— Materials provided —
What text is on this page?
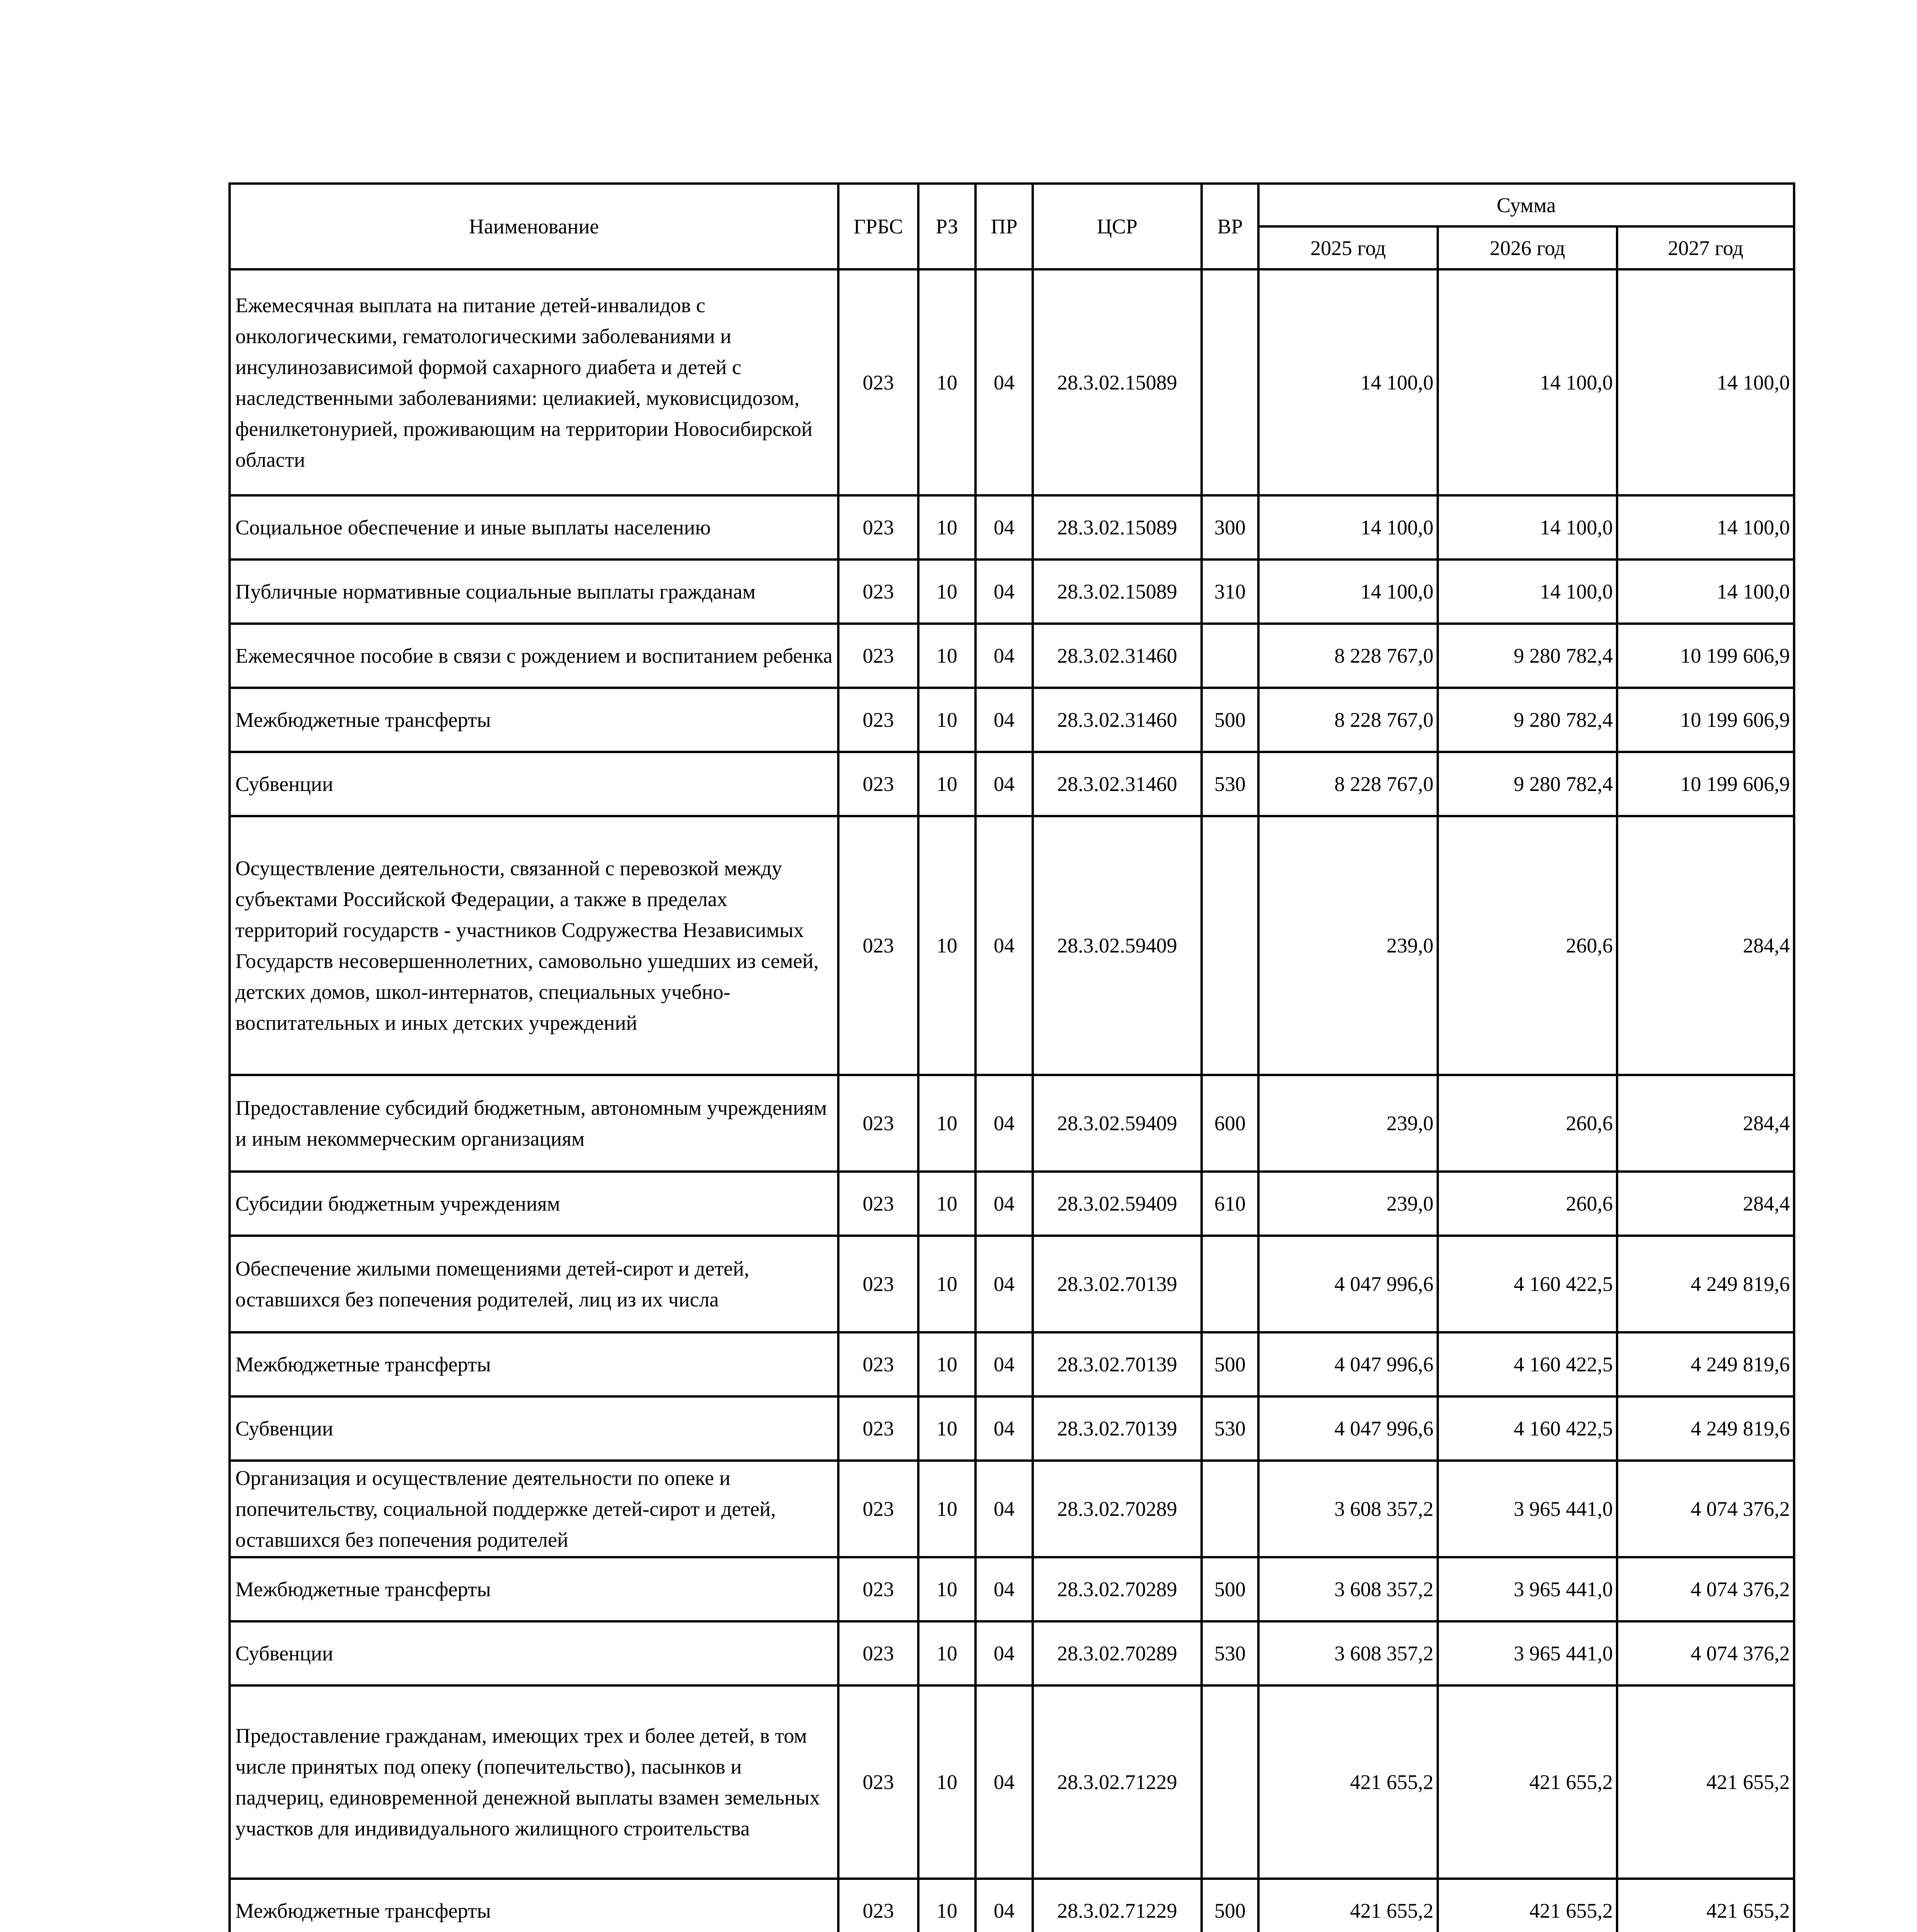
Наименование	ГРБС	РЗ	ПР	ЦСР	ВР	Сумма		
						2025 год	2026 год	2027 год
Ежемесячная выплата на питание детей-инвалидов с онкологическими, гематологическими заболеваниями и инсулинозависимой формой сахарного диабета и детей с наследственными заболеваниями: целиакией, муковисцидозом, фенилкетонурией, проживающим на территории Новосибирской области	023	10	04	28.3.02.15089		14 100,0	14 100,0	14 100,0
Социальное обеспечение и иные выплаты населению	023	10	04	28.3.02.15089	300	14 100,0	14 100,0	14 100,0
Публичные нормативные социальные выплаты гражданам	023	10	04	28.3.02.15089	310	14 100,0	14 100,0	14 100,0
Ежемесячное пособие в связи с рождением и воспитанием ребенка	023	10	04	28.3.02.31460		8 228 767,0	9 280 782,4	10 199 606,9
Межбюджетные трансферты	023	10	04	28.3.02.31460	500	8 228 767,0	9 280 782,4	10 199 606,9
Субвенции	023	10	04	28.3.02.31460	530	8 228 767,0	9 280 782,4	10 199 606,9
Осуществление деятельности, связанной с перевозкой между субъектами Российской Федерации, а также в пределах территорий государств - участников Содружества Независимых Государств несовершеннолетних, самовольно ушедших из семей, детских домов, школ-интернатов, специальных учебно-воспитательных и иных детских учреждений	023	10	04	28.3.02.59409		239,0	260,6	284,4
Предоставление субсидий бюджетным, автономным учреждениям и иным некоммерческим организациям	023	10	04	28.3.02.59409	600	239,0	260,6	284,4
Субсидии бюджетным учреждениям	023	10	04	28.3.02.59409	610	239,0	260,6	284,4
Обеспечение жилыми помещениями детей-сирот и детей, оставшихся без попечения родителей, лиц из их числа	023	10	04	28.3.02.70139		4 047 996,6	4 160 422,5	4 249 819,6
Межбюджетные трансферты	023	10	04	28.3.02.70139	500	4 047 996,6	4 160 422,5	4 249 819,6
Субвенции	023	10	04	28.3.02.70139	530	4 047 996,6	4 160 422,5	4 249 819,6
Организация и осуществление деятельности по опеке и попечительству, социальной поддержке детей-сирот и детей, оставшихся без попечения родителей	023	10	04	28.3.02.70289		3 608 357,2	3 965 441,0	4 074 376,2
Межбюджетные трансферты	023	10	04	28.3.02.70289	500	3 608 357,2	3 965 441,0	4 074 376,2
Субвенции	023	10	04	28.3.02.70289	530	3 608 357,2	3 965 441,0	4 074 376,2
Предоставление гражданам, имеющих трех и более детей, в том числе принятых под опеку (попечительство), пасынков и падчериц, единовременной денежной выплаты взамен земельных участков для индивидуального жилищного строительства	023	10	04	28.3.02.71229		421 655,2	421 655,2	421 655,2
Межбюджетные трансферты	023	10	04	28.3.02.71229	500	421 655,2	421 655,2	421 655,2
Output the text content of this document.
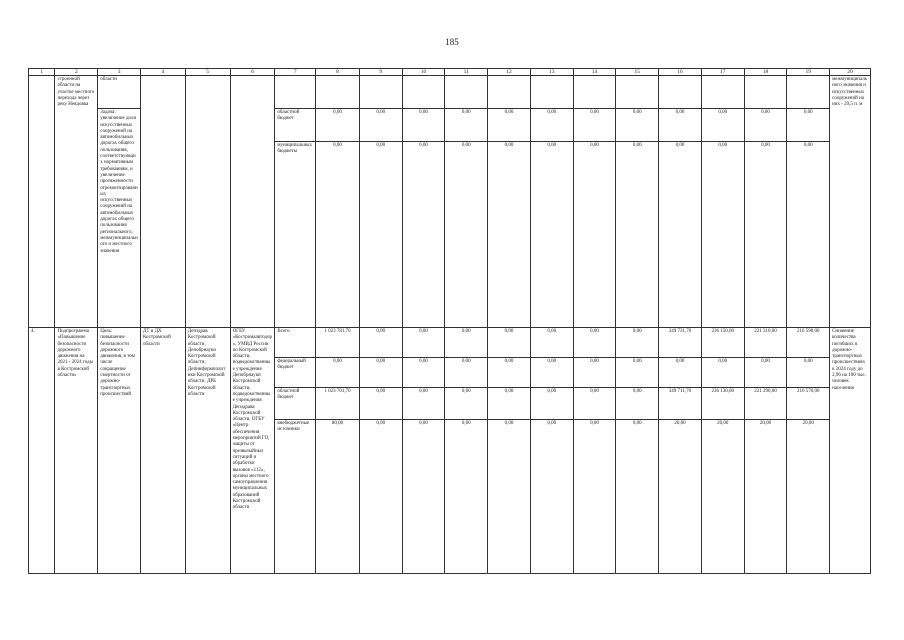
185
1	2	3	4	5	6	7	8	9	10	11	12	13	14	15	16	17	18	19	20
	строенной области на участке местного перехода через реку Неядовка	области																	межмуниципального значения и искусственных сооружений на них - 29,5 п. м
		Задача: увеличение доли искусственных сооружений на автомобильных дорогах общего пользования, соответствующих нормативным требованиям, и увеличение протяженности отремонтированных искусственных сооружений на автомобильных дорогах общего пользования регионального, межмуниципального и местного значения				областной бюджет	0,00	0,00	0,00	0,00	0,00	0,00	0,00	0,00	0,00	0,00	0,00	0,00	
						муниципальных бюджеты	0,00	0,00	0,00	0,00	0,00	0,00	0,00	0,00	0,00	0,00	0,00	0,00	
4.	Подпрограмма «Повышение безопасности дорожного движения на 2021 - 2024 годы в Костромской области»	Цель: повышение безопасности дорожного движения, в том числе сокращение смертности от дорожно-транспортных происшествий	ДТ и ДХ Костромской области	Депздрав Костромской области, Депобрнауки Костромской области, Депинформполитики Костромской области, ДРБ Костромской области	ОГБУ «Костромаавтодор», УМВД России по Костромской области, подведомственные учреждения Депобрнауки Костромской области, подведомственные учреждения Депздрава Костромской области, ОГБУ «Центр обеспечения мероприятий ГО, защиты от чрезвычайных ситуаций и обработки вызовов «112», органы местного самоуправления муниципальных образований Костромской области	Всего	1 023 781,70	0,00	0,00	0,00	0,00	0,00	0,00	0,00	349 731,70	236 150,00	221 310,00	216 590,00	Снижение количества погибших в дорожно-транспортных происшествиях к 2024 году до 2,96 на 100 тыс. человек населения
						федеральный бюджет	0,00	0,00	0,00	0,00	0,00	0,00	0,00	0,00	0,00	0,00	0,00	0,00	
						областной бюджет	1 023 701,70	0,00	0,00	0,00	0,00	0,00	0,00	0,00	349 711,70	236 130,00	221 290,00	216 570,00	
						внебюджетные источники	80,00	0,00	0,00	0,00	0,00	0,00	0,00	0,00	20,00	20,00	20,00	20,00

— The task —
Reproduce all of the material above word for word. Omit the pictures.

— Exercise answer —
What text is on this page?
Наименование	ГРБС	РЗ	ПР	ЦСР	ВР	Сумма		
						2025 год	2026 год	2027 год
Ежемесячная выплата на питание детей-инвалидов с онкологическими, гематологическими заболеваниями и инсулинозависимой формой сахарного диабета и детей с наследственными заболеваниями: целиакией, муковисцидозом, фенилкетонурией, проживающим на территории Новосибирской области	023	10	04	28.3.02.15089		14 100,0	14 100,0	14 100,0
Социальное обеспечение и иные выплаты населению	023	10	04	28.3.02.15089	300	14 100,0	14 100,0	14 100,0
Публичные нормативные социальные выплаты гражданам	023	10	04	28.3.02.15089	310	14 100,0	14 100,0	14 100,0
Ежемесячное пособие в связи с рождением и воспитанием ребенка	023	10	04	28.3.02.31460		8 228 767,0	9 280 782,4	10 199 606,9
Межбюджетные трансферты	023	10	04	28.3.02.31460	500	8 228 767,0	9 280 782,4	10 199 606,9
Субвенции	023	10	04	28.3.02.31460	530	8 228 767,0	9 280 782,4	10 199 606,9
Осуществление деятельности, связанной с перевозкой между субъектами Российской Федерации, а также в пределах территорий государств - участников Содружества Независимых Государств несовершеннолетних, самовольно ушедших из семей, детских домов, школ-интернатов, специальных учебно-воспитательных и иных детских учреждений	023	10	04	28.3.02.59409		239,0	260,6	284,4
Предоставление субсидий бюджетным, автономным учреждениям и иным некоммерческим организациям	023	10	04	28.3.02.59409	600	239,0	260,6	284,4
Субсидии бюджетным учреждениям	023	10	04	28.3.02.59409	610	239,0	260,6	284,4
Обеспечение жилыми помещениями детей-сирот и детей, оставшихся без попечения родителей, лиц из их числа	023	10	04	28.3.02.70139		4 047 996,6	4 160 422,5	4 249 819,6
Межбюджетные трансферты	023	10	04	28.3.02.70139	500	4 047 996,6	4 160 422,5	4 249 819,6
Субвенции	023	10	04	28.3.02.70139	530	4 047 996,6	4 160 422,5	4 249 819,6
Организация и осуществление деятельности по опеке и попечительству, социальной поддержке детей-сирот и детей, оставшихся без попечения родителей	023	10	04	28.3.02.70289		3 608 357,2	3 965 441,0	4 074 376,2
Межбюджетные трансферты	023	10	04	28.3.02.70289	500	3 608 357,2	3 965 441,0	4 074 376,2
Субвенции	023	10	04	28.3.02.70289	530	3 608 357,2	3 965 441,0	4 074 376,2
Предоставление гражданам, имеющих трех и более детей, в том числе принятых под опеку (попечительство), пасынков и падчериц, единовременной денежной выплаты взамен земельных участков для индивидуального жилищного строительства	023	10	04	28.3.02.71229		421 655,2	421 655,2	421 655,2
Межбюджетные трансферты	023	10	04	28.3.02.71229	500	421 655,2	421 655,2	421 655,2
Output the text content of this document.
185
1	2	3	4	5	6	7	8	9	10	11	12	13	14	15	16	17	18	19	20
	строенной области на участке местного перехода через реку Неядовка	области																	межмуниципального значения и искусственных сооружений на них - 29,5 п. м
		Задача: увеличение доли искусственных сооружений на автомобильных дорогах общего пользования, соответствующих нормативным требованиям, и увеличение протяженности отремонтированных искусственных сооружений на автомобильных дорогах общего пользования регионального, межмуниципального и местного значения				областной бюджет	0,00	0,00	0,00	0,00	0,00	0,00	0,00	0,00	0,00	0,00	0,00	0,00	
						муниципальных бюджеты	0,00	0,00	0,00	0,00	0,00	0,00	0,00	0,00	0,00	0,00	0,00	0,00	
4.	Подпрограмма «Повышение безопасности дорожного движения на 2021 - 2024 годы в Костромской области»	Цель: повышение безопасности дорожного движения, в том числе сокращение смертности от дорожно-транспортных происшествий	ДТ и ДХ Костромской области	Депздрав Костромской области, Депобрнауки Костромской области, Депинформполитики Костромской области, ДРБ Костромской области	ОГБУ «Костромаавтодор», УМВД России по Костромской области, подведомственные учреждения Депобрнауки Костромской области, подведомственные учреждения Депздрава Костромской области, ОГБУ «Центр обеспечения мероприятий ГО, защиты от чрезвычайных ситуаций и обработки вызовов «112», органы местного самоуправления муниципальных образований Костромской области	Всего	1 023 781,70	0,00	0,00	0,00	0,00	0,00	0,00	0,00	349 731,70	236 150,00	221 310,00	216 590,00	Снижение количества погибших в дорожно-транспортных происшествиях к 2024 году до 2,96 на 100 тыс. человек населения
						федеральный бюджет	0,00	0,00	0,00	0,00	0,00	0,00	0,00	0,00	0,00	0,00	0,00	0,00	
						областной бюджет	1 023 701,70	0,00	0,00	0,00	0,00	0,00	0,00	0,00	349 711,70	236 130,00	221 290,00	216 570,00	
						внебюджетные источники	80,00	0,00	0,00	0,00	0,00	0,00	0,00	0,00	20,00	20,00	20,00	20,00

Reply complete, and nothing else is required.